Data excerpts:

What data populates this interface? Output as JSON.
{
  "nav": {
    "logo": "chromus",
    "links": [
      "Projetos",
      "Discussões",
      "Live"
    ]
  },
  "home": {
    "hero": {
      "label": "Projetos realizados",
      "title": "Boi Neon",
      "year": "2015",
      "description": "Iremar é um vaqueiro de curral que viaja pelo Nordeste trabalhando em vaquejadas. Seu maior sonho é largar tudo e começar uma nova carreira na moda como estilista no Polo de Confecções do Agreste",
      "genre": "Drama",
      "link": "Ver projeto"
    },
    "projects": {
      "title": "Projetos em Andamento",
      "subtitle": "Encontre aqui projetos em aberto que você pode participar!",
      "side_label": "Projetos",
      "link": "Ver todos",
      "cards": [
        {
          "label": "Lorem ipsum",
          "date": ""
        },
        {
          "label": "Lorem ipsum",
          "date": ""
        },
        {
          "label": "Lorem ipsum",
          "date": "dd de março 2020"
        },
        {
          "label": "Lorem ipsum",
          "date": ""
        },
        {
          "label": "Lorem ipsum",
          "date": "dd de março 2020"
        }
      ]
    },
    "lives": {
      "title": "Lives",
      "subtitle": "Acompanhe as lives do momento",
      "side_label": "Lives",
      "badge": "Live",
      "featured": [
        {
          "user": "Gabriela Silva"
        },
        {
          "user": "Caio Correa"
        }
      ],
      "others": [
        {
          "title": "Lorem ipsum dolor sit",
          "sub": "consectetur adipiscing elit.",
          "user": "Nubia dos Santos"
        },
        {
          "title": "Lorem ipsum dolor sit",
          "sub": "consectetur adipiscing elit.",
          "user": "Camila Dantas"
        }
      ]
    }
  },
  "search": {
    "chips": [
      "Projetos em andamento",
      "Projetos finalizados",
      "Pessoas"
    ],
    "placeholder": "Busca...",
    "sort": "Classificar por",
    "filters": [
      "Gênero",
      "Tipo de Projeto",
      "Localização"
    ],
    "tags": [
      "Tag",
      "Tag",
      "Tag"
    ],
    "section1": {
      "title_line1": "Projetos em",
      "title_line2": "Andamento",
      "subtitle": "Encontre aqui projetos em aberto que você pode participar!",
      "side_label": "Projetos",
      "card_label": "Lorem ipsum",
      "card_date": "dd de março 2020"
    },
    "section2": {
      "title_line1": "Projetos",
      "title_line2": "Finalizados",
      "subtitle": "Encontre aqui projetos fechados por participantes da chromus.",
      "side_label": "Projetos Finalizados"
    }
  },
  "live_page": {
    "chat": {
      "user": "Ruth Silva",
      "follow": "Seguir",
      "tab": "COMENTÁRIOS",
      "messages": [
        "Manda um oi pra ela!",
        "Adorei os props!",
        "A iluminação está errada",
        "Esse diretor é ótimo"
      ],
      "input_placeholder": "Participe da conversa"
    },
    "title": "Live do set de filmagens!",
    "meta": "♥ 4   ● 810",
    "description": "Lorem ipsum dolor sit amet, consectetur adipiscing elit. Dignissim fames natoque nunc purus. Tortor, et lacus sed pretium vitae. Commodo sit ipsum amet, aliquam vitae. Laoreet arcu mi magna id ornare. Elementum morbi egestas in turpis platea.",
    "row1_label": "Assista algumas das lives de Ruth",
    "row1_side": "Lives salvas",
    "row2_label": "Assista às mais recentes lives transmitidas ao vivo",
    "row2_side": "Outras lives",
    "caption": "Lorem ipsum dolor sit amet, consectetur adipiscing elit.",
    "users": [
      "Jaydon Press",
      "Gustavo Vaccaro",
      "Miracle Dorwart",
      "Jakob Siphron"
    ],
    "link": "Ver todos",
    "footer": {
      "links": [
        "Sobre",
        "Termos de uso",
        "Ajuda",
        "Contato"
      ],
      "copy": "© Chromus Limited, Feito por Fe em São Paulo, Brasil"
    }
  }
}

OBJECTIVE: The listing above must be transcribed exactly, line by line.

RESPONSE:
What data populates this interface? Output as JSON.
{
  "nav": {
    "logo": "chromus",
    "links": [
      "Projetos",
      "Discussões",
      "Live"
    ]
  },
  "home": {
    "hero": {
      "label": "Projetos realizados",
      "title": "Boi Neon",
      "year": "2015",
      "description": "Iremar é um vaqueiro de curral que viaja pelo Nordeste trabalhando em vaquejadas. Seu maior sonho é largar tudo e começar uma nova carreira na moda como estilista no Polo de Confecções do Agreste",
      "genre": "Drama",
      "link": "Ver projeto"
    },
    "projects": {
      "title": "Projetos em Andamento",
      "subtitle": "Encontre aqui projetos em aberto que você pode participar!",
      "side_label": "Projetos",
      "link": "Ver todos",
      "cards": [
        {
          "label": "Lorem ipsum",
          "date": ""
        },
        {
          "label": "Lorem ipsum",
          "date": ""
        },
        {
          "label": "Lorem ipsum",
          "date": "dd de março 2020"
        },
        {
          "label": "Lorem ipsum",
          "date": ""
        },
        {
          "label": "Lorem ipsum",
          "date": "dd de março 2020"
        }
      ]
    },
    "lives": {
      "title": "Lives",
      "subtitle": "Acompanhe as lives do momento",
      "side_label": "Lives",
      "badge": "Live",
      "featured": [
        {
          "user": "Gabriela Silva"
        },
        {
          "user": "Caio Correa"
        }
      ],
      "others": [
        {
          "title": "Lorem ipsum dolor sit",
          "sub": "consectetur adipiscing elit.",
          "user": "Nubia dos Santos"
        },
        {
          "title": "Lorem ipsum dolor sit",
          "sub": "consectetur adipiscing elit.",
          "user": "Camila Dantas"
        }
      ]
    }
  },
  "search": {
    "chips": [
      "Projetos em andamento",
      "Projetos finalizados",
      "Pessoas"
    ],
    "placeholder": "Busca...",
    "sort": "Classificar por",
    "filters": [
      "Gênero",
      "Tipo de Projeto",
      "Localização"
    ],
    "tags": [
      "Tag",
      "Tag",
      "Tag"
    ],
    "section1": {
      "title_line1": "Projetos em",
      "title_line2": "Andamento",
      "subtitle": "Encontre aqui projetos em aberto que você pode participar!",
      "side_label": "Projetos",
      "card_label": "Lorem ipsum",
      "card_date": "dd de março 2020"
    },
    "section2": {
      "title_line1": "Projetos",
      "title_line2": "Finalizados",
      "subtitle": "Encontre aqui projetos fechados por participantes da chromus.",
      "side_label": "Projetos Finalizados"
    }
  },
  "live_page": {
    "chat": {
      "user": "Ruth Silva",
      "follow": "Seguir",
      "tab": "COMENTÁRIOS",
      "messages": [
        "Manda um oi pra ela!",
        "Adorei os props!",
        "A iluminação está errada",
        "Esse diretor é ótimo"
      ],
      "input_placeholder": "Participe da conversa"
    },
    "title": "Live do set de filmagens!",
    "meta": "♥ 4   ● 810",
    "description": "Lorem ipsum dolor sit amet, consectetur adipiscing elit. Dignissim fames natoque nunc purus. Tortor, et lacus sed pretium vitae. Commodo sit ipsum amet, aliquam vitae. Laoreet arcu mi magna id ornare. Elementum morbi egestas in turpis platea.",
    "row1_label": "Assista algumas das lives de Ruth",
    "row1_side": "Lives salvas",
    "row2_label": "Assista às mais recentes lives transmitidas ao vivo",
    "row2_side": "Outras lives",
    "caption": "Lorem ipsum dolor sit amet, consectetur adipiscing elit.",
    "users": [
      "Jaydon Press",
      "Gustavo Vaccaro",
      "Miracle Dorwart",
      "Jakob Siphron"
    ],
    "link": "Ver todos",
    "footer": {
      "links": [
        "Sobre",
        "Termos de uso",
        "Ajuda",
        "Contato"
      ],
      "copy": "© Chromus Limited, Feito por Fe em São Paulo, Brasil"
    }
  }
}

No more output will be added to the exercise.